What you have to do: Set the listing down again in full, word for word, with the pictures left out.

(Dataset items)
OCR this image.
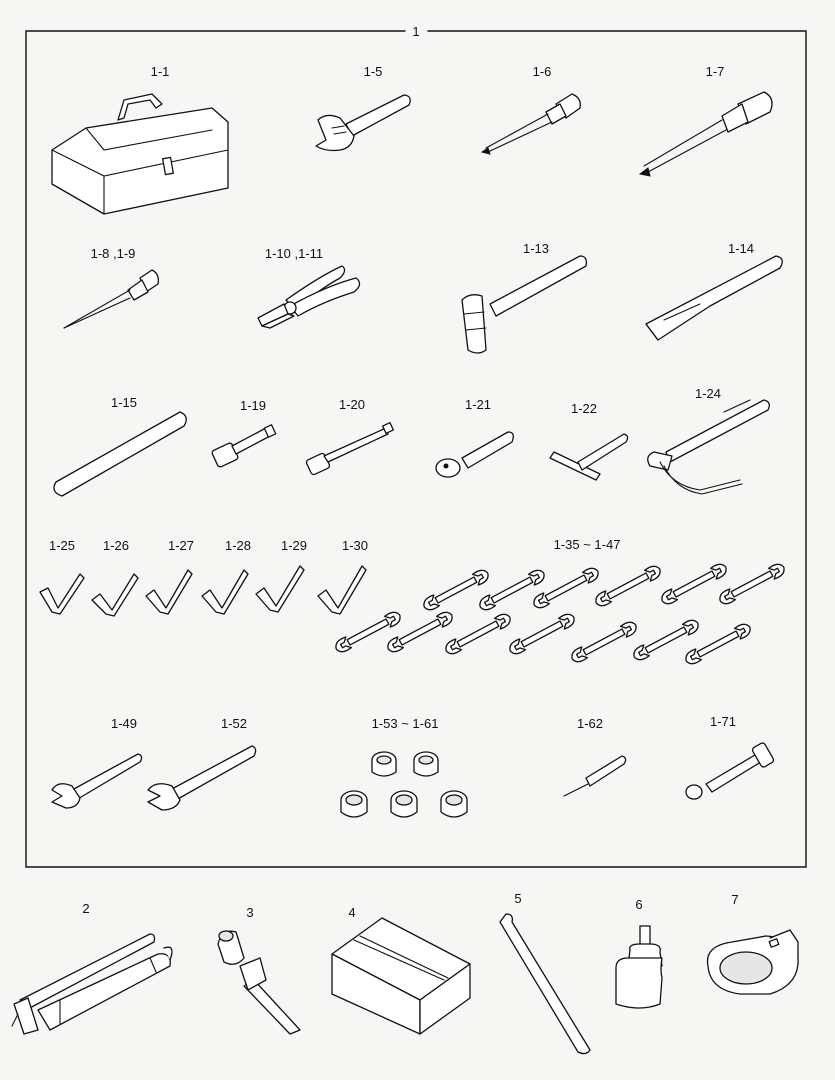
1
1-1	1-5	1-6	1-7
1-8 ,1-9	1-10 ,1-11	1-13	1-14
1-15	1-19	1-20	1-21	1-22
1-24
1-25 1-26	1-27 1-28 1-29	1-30	1-35 ~ 1-47
1-49	1-52	1-53 ~ 1-61	1-62	1-71
2	3	4
5	6	7
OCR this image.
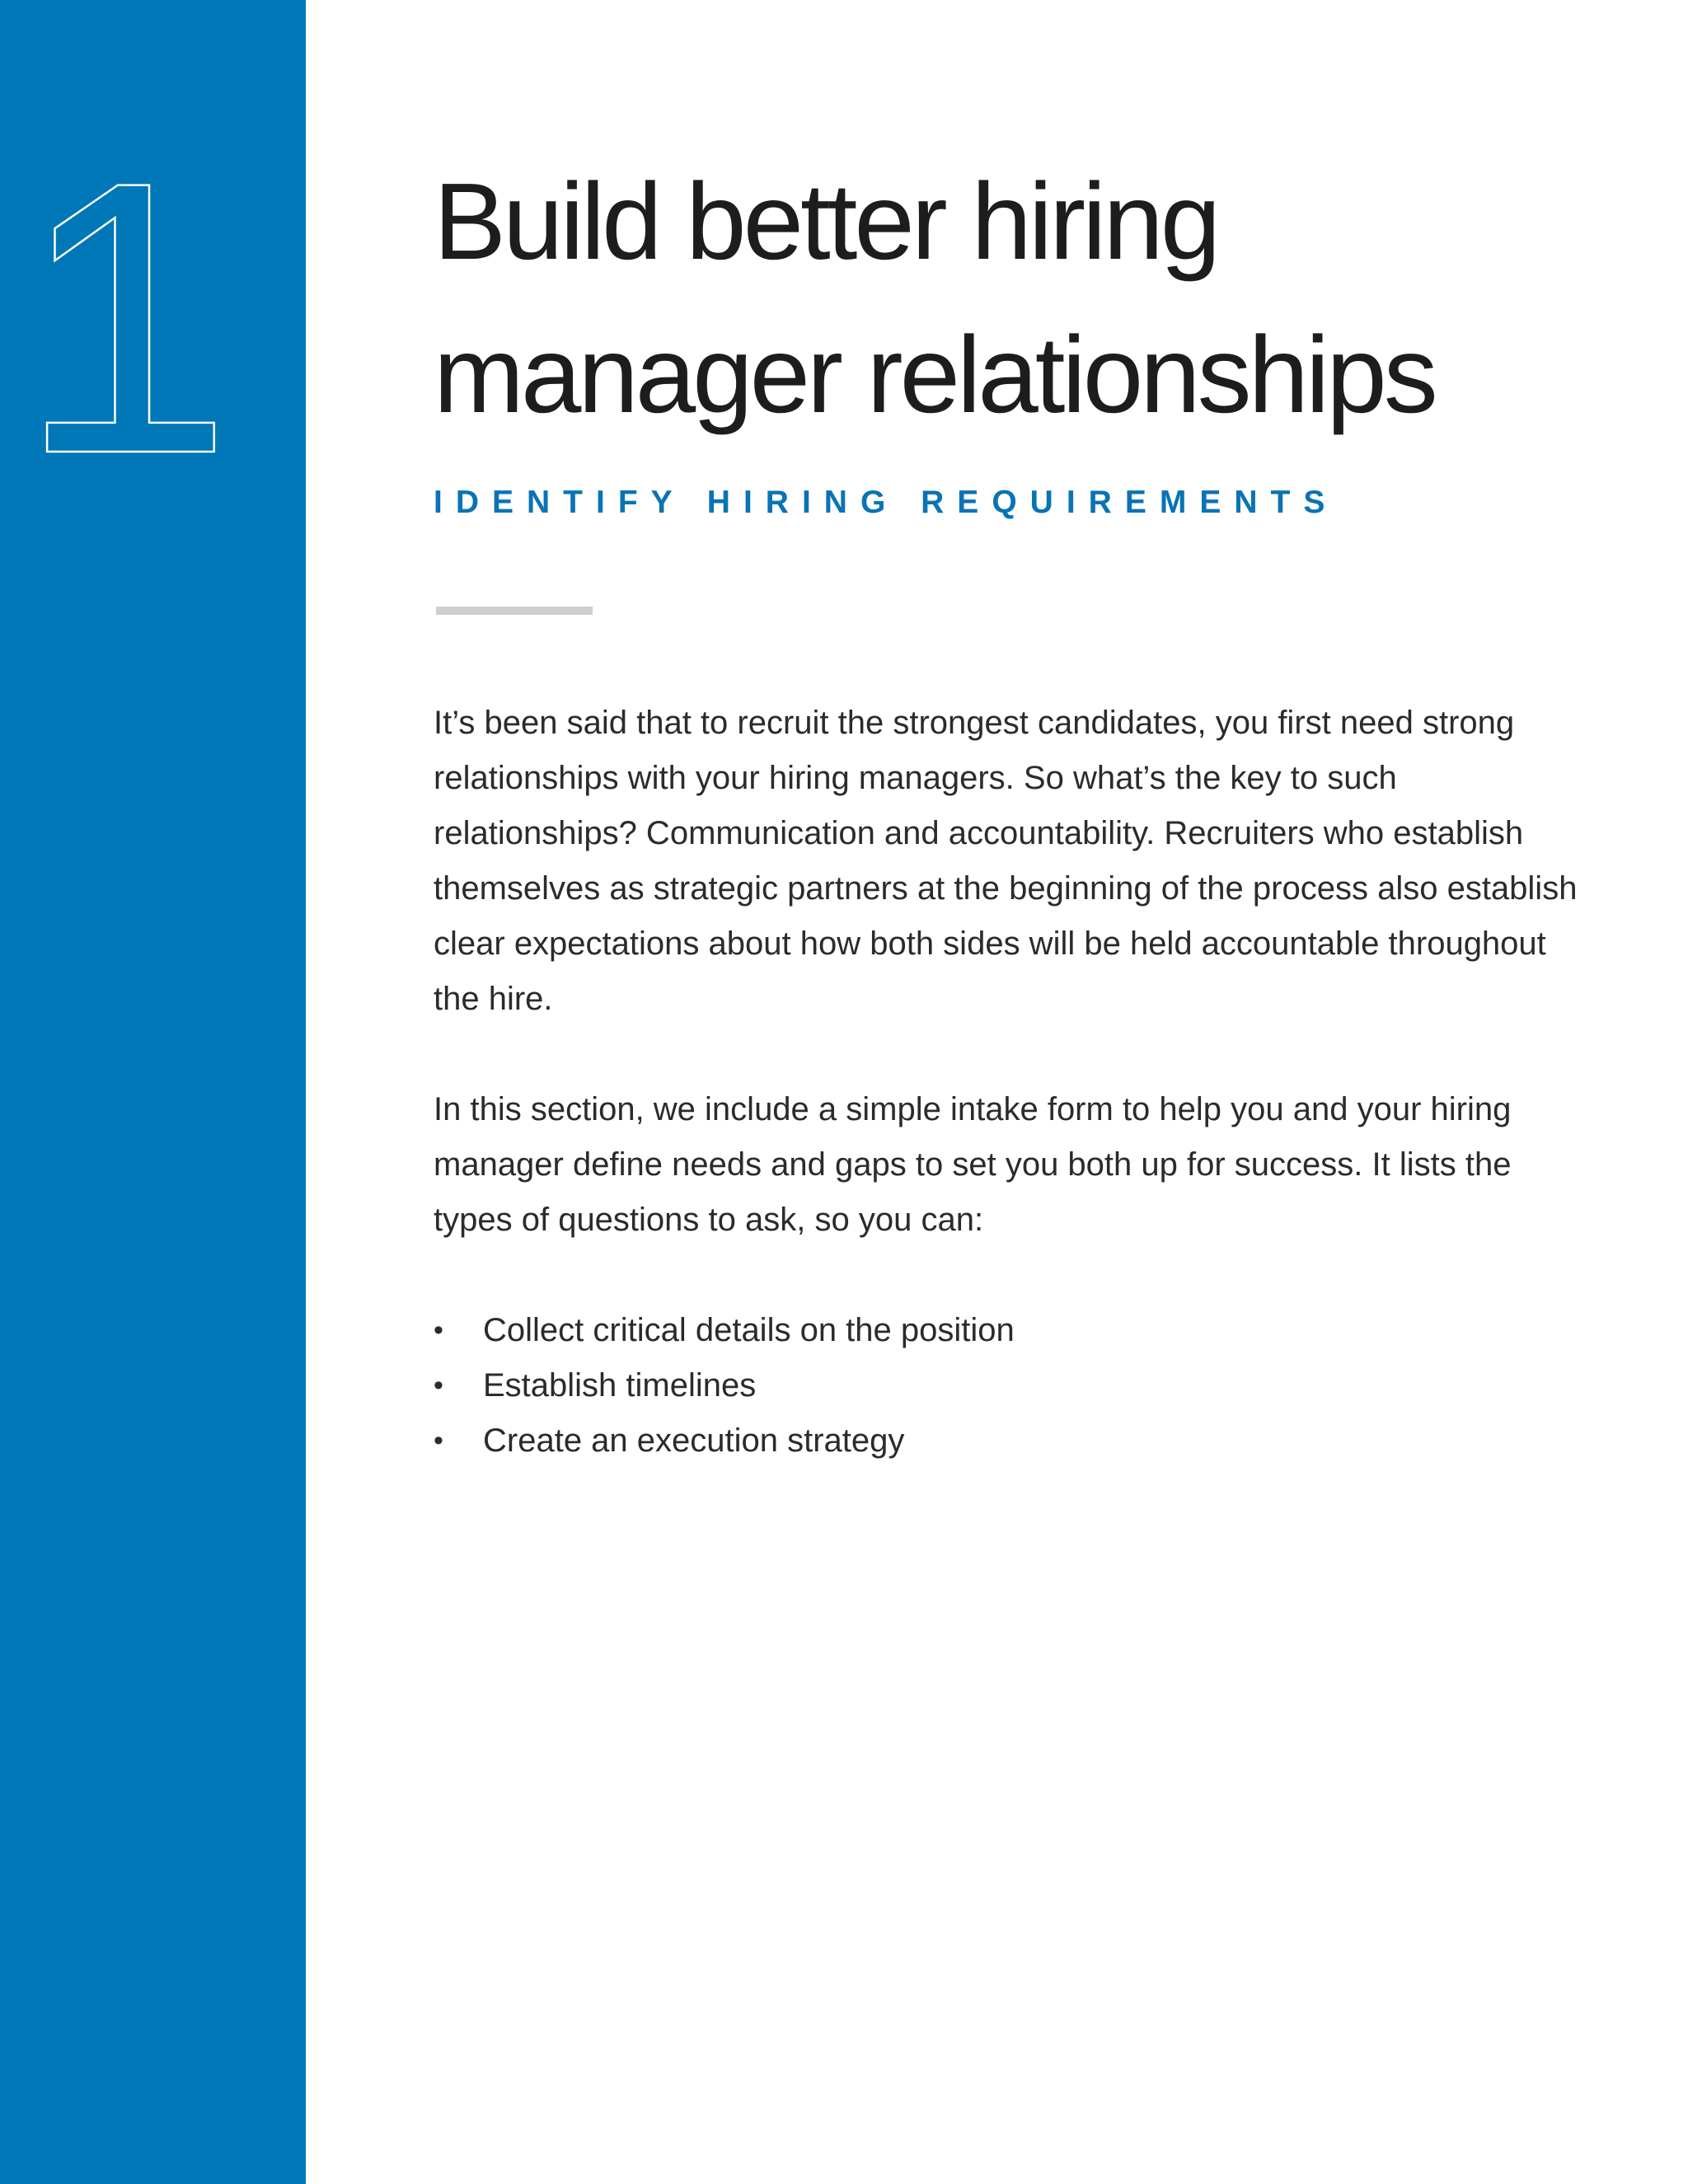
1 Build better hiring
manager relationships
IDENTIFY HIRING REQUIREMENTS

It’s been said that to recruit the strongest candidates, you first need strong relationships with your hiring managers. So what’s the key to such relationships? Communication and accountability. Recruiters who establish themselves as strategic partners at the beginning of the process also establish clear expectations about how both sides will be held accountable throughout the hire.

In this section, we include a simple intake form to help you and your hiring manager define needs and gaps to set you both up for success. It lists the types of questions to ask, so you can:

• Collect critical details on the position
• Establish timelines
• Create an execution strategy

Result for this task:
OCR this image.
1
1-1	1-5	1-6	1-7
1-8 ,1-9	1-10 ,1-11	1-13	1-14
1-15	1-19	1-20	1-21	1-22
1-24
1-25 1-26	1-27 1-28 1-29	1-30	1-35 ~ 1-47
1-49	1-52	1-53 ~ 1-61	1-62	1-71
2	3	4
5	6	7
OCR this image.
1 Build better hiring
manager relationships
IDENTIFY HIRING REQUIREMENTS

It’s been said that to recruit the strongest candidates, you first need strong relationships with your hiring managers. So what’s the key to such relationships? Communication and accountability. Recruiters who establish themselves as strategic partners at the beginning of the process also establish clear expectations about how both sides will be held accountable throughout the hire.

In this section, we include a simple intake form to help you and your hiring manager define needs and gaps to set you both up for success. It lists the types of questions to ask, so you can:

• Collect critical details on the position
• Establish timelines
• Create an execution strategy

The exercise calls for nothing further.